Structured figure records
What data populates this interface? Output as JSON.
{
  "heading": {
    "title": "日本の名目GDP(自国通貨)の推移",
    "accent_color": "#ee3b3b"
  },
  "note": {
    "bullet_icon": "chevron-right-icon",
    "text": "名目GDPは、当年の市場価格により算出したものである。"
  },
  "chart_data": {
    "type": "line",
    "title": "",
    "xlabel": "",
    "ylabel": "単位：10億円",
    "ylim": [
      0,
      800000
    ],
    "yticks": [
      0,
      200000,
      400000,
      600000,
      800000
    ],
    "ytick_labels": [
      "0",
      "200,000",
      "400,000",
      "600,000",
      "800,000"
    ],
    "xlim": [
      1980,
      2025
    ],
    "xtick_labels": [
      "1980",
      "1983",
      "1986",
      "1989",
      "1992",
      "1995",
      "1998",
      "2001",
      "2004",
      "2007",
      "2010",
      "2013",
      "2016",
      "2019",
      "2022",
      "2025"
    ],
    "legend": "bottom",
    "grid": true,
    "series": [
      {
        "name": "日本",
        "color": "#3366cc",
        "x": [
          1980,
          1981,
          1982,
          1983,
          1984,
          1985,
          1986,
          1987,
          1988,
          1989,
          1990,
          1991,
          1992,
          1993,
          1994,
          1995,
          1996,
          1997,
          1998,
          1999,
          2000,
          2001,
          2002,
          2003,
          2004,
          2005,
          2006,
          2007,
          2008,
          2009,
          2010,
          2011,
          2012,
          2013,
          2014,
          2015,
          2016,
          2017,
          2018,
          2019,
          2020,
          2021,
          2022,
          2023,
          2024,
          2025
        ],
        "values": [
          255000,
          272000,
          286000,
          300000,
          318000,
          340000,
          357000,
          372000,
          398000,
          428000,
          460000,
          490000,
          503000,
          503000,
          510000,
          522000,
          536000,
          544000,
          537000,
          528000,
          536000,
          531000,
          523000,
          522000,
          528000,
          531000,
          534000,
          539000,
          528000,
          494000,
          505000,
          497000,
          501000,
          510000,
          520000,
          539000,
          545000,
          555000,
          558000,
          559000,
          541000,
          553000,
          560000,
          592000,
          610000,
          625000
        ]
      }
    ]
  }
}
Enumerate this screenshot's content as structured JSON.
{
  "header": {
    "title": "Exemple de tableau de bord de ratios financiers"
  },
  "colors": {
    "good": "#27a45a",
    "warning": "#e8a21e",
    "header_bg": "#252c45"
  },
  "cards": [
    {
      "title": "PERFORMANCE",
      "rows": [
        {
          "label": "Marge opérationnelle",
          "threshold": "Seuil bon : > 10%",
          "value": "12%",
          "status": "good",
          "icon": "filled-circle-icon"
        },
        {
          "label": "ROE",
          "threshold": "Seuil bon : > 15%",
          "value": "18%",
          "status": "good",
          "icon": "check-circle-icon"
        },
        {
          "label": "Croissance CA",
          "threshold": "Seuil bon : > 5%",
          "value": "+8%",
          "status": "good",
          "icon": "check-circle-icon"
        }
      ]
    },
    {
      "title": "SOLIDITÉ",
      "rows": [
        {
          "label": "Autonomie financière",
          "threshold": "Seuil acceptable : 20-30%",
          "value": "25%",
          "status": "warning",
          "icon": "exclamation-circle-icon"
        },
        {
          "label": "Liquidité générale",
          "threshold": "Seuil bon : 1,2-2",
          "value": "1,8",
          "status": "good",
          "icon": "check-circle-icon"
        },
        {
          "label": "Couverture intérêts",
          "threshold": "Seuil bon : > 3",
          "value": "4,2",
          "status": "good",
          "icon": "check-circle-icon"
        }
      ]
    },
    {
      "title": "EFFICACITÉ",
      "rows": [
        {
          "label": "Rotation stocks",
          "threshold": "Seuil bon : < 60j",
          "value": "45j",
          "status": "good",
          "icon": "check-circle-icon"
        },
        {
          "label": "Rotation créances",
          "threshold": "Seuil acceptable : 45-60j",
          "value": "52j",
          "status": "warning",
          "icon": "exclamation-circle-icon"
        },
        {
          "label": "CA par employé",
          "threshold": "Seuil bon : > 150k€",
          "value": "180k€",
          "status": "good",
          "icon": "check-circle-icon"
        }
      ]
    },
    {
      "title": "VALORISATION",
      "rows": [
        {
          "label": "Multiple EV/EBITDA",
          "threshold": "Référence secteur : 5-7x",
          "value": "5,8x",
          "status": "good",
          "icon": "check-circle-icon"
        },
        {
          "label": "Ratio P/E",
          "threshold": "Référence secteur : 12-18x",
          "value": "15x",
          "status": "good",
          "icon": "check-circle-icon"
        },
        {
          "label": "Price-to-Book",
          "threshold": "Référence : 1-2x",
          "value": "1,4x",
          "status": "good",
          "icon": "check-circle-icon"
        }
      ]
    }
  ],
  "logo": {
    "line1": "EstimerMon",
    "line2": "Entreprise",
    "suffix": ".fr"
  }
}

Written exercise: Pull out each record as written and restate it exactly.

Output:
What data populates this interface? Output as JSON.
{
  "heading": {
    "title": "日本の名目GDP(自国通貨)の推移",
    "accent_color": "#ee3b3b"
  },
  "note": {
    "bullet_icon": "chevron-right-icon",
    "text": "名目GDPは、当年の市場価格により算出したものである。"
  },
  "chart_data": {
    "type": "line",
    "title": "",
    "xlabel": "",
    "ylabel": "単位：10億円",
    "ylim": [
      0,
      800000
    ],
    "yticks": [
      0,
      200000,
      400000,
      600000,
      800000
    ],
    "ytick_labels": [
      "0",
      "200,000",
      "400,000",
      "600,000",
      "800,000"
    ],
    "xlim": [
      1980,
      2025
    ],
    "xtick_labels": [
      "1980",
      "1983",
      "1986",
      "1989",
      "1992",
      "1995",
      "1998",
      "2001",
      "2004",
      "2007",
      "2010",
      "2013",
      "2016",
      "2019",
      "2022",
      "2025"
    ],
    "legend": "bottom",
    "grid": true,
    "series": [
      {
        "name": "日本",
        "color": "#3366cc",
        "x": [
          1980,
          1981,
          1982,
          1983,
          1984,
          1985,
          1986,
          1987,
          1988,
          1989,
          1990,
          1991,
          1992,
          1993,
          1994,
          1995,
          1996,
          1997,
          1998,
          1999,
          2000,
          2001,
          2002,
          2003,
          2004,
          2005,
          2006,
          2007,
          2008,
          2009,
          2010,
          2011,
          2012,
          2013,
          2014,
          2015,
          2016,
          2017,
          2018,
          2019,
          2020,
          2021,
          2022,
          2023,
          2024,
          2025
        ],
        "values": [
          255000,
          272000,
          286000,
          300000,
          318000,
          340000,
          357000,
          372000,
          398000,
          428000,
          460000,
          490000,
          503000,
          503000,
          510000,
          522000,
          536000,
          544000,
          537000,
          528000,
          536000,
          531000,
          523000,
          522000,
          528000,
          531000,
          534000,
          539000,
          528000,
          494000,
          505000,
          497000,
          501000,
          510000,
          520000,
          539000,
          545000,
          555000,
          558000,
          559000,
          541000,
          553000,
          560000,
          592000,
          610000,
          625000
        ]
      }
    ]
  }
}
Enumerate this screenshot's content as structured JSON.
{
  "header": {
    "title": "Exemple de tableau de bord de ratios financiers"
  },
  "colors": {
    "good": "#27a45a",
    "warning": "#e8a21e",
    "header_bg": "#252c45"
  },
  "cards": [
    {
      "title": "PERFORMANCE",
      "rows": [
        {
          "label": "Marge opérationnelle",
          "threshold": "Seuil bon : > 10%",
          "value": "12%",
          "status": "good",
          "icon": "filled-circle-icon"
        },
        {
          "label": "ROE",
          "threshold": "Seuil bon : > 15%",
          "value": "18%",
          "status": "good",
          "icon": "check-circle-icon"
        },
        {
          "label": "Croissance CA",
          "threshold": "Seuil bon : > 5%",
          "value": "+8%",
          "status": "good",
          "icon": "check-circle-icon"
        }
      ]
    },
    {
      "title": "SOLIDITÉ",
      "rows": [
        {
          "label": "Autonomie financière",
          "threshold": "Seuil acceptable : 20-30%",
          "value": "25%",
          "status": "warning",
          "icon": "exclamation-circle-icon"
        },
        {
          "label": "Liquidité générale",
          "threshold": "Seuil bon : 1,2-2",
          "value": "1,8",
          "status": "good",
          "icon": "check-circle-icon"
        },
        {
          "label": "Couverture intérêts",
          "threshold": "Seuil bon : > 3",
          "value": "4,2",
          "status": "good",
          "icon": "check-circle-icon"
        }
      ]
    },
    {
      "title": "EFFICACITÉ",
      "rows": [
        {
          "label": "Rotation stocks",
          "threshold": "Seuil bon : < 60j",
          "value": "45j",
          "status": "good",
          "icon": "check-circle-icon"
        },
        {
          "label": "Rotation créances",
          "threshold": "Seuil acceptable : 45-60j",
          "value": "52j",
          "status": "warning",
          "icon": "exclamation-circle-icon"
        },
        {
          "label": "CA par employé",
          "threshold": "Seuil bon : > 150k€",
          "value": "180k€",
          "status": "good",
          "icon": "check-circle-icon"
        }
      ]
    },
    {
      "title": "VALORISATION",
      "rows": [
        {
          "label": "Multiple EV/EBITDA",
          "threshold": "Référence secteur : 5-7x",
          "value": "5,8x",
          "status": "good",
          "icon": "check-circle-icon"
        },
        {
          "label": "Ratio P/E",
          "threshold": "Référence secteur : 12-18x",
          "value": "15x",
          "status": "good",
          "icon": "check-circle-icon"
        },
        {
          "label": "Price-to-Book",
          "threshold": "Référence : 1-2x",
          "value": "1,4x",
          "status": "good",
          "icon": "check-circle-icon"
        }
      ]
    }
  ],
  "logo": {
    "line1": "EstimerMon",
    "line2": "Entreprise",
    "suffix": ".fr"
  }
}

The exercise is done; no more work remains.